Do this –
Copy every record word for word.

Dataset extract –
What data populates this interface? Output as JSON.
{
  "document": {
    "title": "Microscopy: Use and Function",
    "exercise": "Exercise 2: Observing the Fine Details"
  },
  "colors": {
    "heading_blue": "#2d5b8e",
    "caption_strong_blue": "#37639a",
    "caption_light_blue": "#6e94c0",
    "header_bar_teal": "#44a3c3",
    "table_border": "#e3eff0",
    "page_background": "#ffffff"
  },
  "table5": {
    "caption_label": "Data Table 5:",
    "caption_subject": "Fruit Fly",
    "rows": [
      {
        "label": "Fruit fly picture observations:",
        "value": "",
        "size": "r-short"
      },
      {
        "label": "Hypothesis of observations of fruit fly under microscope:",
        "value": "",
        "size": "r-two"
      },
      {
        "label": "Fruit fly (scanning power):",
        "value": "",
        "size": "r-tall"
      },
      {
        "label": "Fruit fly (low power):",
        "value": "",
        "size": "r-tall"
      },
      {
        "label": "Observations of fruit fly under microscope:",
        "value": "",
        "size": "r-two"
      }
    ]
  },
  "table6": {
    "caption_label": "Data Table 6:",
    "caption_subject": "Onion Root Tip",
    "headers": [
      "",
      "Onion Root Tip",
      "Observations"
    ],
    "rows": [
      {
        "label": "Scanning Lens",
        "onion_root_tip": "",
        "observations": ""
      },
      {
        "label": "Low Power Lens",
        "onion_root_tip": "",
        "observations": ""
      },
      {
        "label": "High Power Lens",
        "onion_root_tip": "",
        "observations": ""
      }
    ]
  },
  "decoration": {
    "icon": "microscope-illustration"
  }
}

Answer to this task –
What data populates this interface? Output as JSON.
{
  "document": {
    "title": "Microscopy: Use and Function",
    "exercise": "Exercise 2: Observing the Fine Details"
  },
  "colors": {
    "heading_blue": "#2d5b8e",
    "caption_strong_blue": "#37639a",
    "caption_light_blue": "#6e94c0",
    "header_bar_teal": "#44a3c3",
    "table_border": "#e3eff0",
    "page_background": "#ffffff"
  },
  "table5": {
    "caption_label": "Data Table 5:",
    "caption_subject": "Fruit Fly",
    "rows": [
      {
        "label": "Fruit fly picture observations:",
        "value": "",
        "size": "r-short"
      },
      {
        "label": "Hypothesis of observations of fruit fly under microscope:",
        "value": "",
        "size": "r-two"
      },
      {
        "label": "Fruit fly (scanning power):",
        "value": "",
        "size": "r-tall"
      },
      {
        "label": "Fruit fly (low power):",
        "value": "",
        "size": "r-tall"
      },
      {
        "label": "Observations of fruit fly under microscope:",
        "value": "",
        "size": "r-two"
      }
    ]
  },
  "table6": {
    "caption_label": "Data Table 6:",
    "caption_subject": "Onion Root Tip",
    "headers": [
      "",
      "Onion Root Tip",
      "Observations"
    ],
    "rows": [
      {
        "label": "Scanning Lens",
        "onion_root_tip": "",
        "observations": ""
      },
      {
        "label": "Low Power Lens",
        "onion_root_tip": "",
        "observations": ""
      },
      {
        "label": "High Power Lens",
        "onion_root_tip": "",
        "observations": ""
      }
    ]
  },
  "decoration": {
    "icon": "microscope-illustration"
  }
}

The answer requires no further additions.